Copy every line with the string "处罚的原则是" in it.

Data excerpts
+++++

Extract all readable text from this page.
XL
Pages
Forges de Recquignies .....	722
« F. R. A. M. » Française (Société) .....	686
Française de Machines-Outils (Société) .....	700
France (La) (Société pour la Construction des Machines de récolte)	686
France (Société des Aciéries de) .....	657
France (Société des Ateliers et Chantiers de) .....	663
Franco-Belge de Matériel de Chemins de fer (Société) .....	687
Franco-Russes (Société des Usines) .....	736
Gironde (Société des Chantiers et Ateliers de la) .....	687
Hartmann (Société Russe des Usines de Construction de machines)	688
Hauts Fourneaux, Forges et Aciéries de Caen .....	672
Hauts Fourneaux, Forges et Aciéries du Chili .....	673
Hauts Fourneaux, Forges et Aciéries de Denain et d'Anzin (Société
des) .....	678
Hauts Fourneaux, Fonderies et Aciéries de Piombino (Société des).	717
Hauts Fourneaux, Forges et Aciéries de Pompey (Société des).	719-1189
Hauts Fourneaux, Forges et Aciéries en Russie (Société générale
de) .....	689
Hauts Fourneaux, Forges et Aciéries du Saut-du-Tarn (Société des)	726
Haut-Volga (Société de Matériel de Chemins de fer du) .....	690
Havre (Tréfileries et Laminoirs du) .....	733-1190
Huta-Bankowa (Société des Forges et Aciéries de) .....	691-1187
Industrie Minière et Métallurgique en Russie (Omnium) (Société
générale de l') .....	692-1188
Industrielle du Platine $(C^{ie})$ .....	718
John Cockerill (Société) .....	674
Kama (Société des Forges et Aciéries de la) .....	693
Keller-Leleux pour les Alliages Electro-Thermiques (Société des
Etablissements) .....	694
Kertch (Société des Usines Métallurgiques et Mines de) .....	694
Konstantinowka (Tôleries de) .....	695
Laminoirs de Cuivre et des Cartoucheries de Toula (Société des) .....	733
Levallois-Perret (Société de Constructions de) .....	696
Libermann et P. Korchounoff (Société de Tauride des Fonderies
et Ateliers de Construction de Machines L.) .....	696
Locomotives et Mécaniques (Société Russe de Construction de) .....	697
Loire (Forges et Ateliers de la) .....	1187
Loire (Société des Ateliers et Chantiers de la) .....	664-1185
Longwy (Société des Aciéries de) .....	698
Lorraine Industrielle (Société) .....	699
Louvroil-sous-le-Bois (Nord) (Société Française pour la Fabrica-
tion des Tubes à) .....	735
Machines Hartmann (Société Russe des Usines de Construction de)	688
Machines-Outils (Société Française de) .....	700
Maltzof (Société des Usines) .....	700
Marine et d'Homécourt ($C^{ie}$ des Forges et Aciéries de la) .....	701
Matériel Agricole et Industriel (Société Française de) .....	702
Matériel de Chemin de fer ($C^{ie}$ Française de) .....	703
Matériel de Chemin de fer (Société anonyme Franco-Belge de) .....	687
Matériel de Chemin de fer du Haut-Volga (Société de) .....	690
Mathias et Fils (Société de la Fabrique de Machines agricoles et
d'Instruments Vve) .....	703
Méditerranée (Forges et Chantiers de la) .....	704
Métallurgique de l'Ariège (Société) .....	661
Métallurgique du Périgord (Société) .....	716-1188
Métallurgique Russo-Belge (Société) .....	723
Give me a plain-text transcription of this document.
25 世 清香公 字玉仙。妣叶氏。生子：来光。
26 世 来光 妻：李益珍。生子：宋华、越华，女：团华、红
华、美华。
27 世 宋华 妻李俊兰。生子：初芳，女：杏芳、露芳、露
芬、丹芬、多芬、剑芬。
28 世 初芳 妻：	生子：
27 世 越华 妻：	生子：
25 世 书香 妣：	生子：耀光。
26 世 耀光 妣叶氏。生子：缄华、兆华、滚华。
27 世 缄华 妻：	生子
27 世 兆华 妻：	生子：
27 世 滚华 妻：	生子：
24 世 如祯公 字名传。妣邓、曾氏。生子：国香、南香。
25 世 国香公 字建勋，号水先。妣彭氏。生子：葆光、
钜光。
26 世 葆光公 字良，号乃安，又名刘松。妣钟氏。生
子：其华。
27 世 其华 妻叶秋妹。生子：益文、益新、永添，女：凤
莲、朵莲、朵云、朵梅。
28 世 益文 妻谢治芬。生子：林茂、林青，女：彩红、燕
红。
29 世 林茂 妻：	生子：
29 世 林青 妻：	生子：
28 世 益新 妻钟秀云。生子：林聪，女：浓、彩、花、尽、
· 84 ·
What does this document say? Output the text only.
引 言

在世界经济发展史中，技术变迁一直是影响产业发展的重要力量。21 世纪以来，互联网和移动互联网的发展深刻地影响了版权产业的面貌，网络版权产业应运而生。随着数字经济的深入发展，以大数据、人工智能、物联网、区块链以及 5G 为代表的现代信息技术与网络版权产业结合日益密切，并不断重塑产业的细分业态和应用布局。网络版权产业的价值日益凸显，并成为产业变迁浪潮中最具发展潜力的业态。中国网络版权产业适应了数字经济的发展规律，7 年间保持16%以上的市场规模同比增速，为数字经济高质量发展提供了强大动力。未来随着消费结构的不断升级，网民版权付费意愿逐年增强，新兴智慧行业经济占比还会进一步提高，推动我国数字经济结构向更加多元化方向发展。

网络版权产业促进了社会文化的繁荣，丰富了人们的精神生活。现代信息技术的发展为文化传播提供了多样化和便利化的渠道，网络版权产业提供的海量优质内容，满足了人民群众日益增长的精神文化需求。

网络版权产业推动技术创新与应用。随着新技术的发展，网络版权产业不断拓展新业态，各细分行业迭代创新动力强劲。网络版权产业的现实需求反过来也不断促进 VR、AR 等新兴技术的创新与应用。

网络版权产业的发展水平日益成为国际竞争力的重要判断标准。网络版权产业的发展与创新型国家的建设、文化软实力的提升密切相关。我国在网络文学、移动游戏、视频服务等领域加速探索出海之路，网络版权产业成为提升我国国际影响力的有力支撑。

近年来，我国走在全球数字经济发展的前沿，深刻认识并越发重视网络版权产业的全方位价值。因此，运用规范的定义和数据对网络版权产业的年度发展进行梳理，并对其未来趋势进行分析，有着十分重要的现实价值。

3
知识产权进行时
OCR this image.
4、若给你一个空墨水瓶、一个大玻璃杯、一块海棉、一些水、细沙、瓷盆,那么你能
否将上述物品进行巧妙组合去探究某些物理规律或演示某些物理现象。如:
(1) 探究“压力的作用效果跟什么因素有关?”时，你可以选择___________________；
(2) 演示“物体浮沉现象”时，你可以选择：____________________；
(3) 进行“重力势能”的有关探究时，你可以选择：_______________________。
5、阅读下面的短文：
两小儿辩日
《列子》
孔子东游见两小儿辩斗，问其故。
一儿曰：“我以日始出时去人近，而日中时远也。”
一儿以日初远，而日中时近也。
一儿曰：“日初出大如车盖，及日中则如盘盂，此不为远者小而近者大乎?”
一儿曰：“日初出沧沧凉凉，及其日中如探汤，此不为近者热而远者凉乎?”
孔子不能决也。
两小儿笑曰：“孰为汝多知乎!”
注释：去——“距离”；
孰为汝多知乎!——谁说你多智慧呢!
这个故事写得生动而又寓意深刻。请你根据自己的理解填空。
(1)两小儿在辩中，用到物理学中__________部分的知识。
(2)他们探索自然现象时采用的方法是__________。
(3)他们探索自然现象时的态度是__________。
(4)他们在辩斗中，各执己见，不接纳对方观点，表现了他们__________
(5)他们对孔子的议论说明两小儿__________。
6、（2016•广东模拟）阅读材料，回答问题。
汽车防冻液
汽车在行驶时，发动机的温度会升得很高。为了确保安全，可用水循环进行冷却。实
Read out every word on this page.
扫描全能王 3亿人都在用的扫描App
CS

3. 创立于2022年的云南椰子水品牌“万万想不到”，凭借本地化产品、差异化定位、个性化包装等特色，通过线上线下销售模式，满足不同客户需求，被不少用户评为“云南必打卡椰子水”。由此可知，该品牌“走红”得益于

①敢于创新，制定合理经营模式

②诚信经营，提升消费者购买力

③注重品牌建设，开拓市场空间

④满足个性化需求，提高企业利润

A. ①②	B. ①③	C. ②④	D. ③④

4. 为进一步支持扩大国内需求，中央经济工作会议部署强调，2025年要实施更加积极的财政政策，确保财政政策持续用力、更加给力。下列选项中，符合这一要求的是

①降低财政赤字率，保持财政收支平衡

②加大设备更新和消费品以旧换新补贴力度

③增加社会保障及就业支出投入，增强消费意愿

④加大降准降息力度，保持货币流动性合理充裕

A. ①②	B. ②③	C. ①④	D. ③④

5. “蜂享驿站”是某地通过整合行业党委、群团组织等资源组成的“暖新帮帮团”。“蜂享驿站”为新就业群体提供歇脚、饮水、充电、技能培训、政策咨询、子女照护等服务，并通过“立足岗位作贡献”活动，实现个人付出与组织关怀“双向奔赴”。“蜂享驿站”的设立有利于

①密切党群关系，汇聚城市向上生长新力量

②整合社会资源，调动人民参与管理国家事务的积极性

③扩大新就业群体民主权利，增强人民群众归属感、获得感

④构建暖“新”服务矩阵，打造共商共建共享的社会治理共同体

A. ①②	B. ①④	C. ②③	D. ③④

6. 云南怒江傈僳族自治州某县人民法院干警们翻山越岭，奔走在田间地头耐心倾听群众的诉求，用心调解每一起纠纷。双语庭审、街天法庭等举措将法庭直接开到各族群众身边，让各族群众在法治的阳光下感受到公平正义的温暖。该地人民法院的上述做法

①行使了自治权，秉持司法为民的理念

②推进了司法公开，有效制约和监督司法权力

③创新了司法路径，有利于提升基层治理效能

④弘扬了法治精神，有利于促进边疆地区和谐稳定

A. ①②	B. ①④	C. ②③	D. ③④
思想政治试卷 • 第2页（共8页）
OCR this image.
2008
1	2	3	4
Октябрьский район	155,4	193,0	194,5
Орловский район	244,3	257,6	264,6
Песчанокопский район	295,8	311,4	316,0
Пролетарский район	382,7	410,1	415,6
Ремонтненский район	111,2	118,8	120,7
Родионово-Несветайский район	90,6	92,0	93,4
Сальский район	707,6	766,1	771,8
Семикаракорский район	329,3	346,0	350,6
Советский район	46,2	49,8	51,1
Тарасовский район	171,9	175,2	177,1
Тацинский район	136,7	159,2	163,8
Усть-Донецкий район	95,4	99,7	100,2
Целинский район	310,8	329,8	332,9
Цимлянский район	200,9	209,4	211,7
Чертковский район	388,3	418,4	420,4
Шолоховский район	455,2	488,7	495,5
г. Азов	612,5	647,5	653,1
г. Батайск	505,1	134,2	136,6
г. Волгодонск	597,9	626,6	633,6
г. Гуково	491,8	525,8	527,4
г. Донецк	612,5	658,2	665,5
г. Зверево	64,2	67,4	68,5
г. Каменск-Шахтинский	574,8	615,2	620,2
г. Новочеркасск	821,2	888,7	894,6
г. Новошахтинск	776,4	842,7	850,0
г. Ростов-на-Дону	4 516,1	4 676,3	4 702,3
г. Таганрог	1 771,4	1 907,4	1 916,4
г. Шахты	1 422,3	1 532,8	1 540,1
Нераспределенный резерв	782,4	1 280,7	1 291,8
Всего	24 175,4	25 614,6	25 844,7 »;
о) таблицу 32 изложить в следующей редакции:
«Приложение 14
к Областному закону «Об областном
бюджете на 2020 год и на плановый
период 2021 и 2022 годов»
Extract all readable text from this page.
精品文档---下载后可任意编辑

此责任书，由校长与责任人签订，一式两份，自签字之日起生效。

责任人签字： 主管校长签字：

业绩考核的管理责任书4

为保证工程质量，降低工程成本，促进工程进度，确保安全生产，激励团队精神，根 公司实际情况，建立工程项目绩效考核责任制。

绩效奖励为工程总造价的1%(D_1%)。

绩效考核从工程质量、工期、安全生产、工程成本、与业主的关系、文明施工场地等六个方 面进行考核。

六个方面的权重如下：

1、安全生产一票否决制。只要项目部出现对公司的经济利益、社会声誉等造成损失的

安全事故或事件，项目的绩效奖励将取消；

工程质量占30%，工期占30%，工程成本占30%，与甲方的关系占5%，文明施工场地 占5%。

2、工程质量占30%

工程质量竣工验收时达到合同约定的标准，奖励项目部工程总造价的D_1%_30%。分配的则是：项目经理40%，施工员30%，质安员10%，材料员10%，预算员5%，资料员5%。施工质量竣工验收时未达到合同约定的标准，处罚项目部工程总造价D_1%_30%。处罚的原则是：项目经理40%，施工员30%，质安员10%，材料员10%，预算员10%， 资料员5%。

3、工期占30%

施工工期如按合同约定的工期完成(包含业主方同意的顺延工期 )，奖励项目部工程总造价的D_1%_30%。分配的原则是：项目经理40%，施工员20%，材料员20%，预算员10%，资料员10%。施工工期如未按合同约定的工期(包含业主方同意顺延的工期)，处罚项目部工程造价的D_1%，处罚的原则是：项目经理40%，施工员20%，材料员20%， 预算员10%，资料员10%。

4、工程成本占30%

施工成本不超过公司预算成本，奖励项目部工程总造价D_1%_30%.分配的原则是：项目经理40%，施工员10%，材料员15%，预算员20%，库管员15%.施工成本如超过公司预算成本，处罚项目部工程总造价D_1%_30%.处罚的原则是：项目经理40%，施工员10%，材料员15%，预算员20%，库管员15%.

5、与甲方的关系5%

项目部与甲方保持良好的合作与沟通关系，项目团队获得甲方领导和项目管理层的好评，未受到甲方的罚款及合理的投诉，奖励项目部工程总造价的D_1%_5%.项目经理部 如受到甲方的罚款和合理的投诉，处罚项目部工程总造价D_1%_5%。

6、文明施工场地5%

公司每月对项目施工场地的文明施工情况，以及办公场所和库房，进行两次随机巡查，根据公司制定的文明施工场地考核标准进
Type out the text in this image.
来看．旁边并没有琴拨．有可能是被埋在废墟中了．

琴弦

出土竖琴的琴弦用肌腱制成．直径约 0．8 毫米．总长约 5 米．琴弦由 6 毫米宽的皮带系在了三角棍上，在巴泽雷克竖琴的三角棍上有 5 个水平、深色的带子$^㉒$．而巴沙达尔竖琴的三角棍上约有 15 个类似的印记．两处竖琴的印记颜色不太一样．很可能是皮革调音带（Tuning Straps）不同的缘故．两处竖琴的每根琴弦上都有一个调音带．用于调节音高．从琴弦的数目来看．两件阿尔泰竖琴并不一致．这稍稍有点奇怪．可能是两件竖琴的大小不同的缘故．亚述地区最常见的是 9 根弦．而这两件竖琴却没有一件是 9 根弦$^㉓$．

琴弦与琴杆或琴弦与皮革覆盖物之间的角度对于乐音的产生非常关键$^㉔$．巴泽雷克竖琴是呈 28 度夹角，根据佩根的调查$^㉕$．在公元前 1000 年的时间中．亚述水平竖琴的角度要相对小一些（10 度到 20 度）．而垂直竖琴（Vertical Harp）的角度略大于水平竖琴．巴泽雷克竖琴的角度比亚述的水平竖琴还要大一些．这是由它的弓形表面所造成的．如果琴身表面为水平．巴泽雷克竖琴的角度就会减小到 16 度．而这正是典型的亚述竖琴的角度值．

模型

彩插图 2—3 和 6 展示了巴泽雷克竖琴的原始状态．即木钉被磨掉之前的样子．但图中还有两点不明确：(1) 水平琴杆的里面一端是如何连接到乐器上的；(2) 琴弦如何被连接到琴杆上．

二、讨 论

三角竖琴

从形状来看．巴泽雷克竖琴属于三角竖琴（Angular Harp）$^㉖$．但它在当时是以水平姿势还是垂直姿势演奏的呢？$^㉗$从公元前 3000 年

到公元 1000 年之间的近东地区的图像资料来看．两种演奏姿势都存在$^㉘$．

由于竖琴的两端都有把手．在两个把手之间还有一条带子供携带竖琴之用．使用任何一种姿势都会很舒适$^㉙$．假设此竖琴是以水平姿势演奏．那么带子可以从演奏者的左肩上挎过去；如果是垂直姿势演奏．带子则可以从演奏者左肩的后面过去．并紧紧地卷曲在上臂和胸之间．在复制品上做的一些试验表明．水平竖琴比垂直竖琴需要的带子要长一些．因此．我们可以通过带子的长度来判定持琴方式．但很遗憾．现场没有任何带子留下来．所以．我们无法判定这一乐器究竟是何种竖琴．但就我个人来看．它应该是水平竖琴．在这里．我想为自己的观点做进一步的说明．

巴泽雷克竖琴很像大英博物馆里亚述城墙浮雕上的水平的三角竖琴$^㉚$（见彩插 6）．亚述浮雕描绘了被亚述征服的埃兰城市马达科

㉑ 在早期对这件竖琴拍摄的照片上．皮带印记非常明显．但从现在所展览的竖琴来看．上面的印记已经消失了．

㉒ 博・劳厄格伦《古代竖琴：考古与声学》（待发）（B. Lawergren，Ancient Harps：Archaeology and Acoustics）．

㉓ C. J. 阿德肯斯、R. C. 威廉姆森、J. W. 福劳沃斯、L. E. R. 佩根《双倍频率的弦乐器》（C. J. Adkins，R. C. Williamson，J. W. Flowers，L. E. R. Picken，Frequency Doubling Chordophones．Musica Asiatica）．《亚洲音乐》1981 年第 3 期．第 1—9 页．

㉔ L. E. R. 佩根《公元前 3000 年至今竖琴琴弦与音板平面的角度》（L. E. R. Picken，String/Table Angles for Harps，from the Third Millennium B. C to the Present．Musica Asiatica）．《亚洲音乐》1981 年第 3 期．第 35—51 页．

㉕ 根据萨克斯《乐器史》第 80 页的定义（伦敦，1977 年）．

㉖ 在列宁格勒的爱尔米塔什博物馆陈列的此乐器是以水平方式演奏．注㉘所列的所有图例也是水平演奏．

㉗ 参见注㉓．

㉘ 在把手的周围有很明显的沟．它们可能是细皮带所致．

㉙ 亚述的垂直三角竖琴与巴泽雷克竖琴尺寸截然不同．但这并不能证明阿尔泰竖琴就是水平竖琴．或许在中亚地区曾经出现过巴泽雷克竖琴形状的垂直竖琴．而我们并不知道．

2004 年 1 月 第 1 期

+++++

--- Final result ---
工程质量竣工验收时达到合同约定的标准，奖励项目部工程总造价的D_1%_30%。分配的则是：项目经理40%，施工员30%，质安员10%，材料员10%，预算员5%，资料员5%。施工质量竣工验收时未达到合同约定的标准，处罚项目部工程总造价D_1%_30%。处罚的原则是：项目经理40%，施工员30%，质安员10%，材料员10%，预算员10%， 资料员5%。
施工工期如按合同约定的工期完成(包含业主方同意的顺延工期 )，奖励项目部工程总造价的D_1%_30%。分配的原则是：项目经理40%，施工员20%，材料员20%，预算员10%，资料员10%。施工工期如未按合同约定的工期(包含业主方同意顺延的工期)，处罚项目部工程造价的D_1%，处罚的原则是：项目经理40%，施工员20%，材料员20%， 预算员10%，资料员10%。
施工成本不超过公司预算成本，奖励项目部工程总造价D_1%_30%.分配的原则是：项目经理40%，施工员10%，材料员15%，预算员20%，库管员15%.施工成本如超过公司预算成本，处罚项目部工程总造价D_1%_30%.处罚的原则是：项目经理40%，施工员10%，材料员15%，预算员20%，库管员15%.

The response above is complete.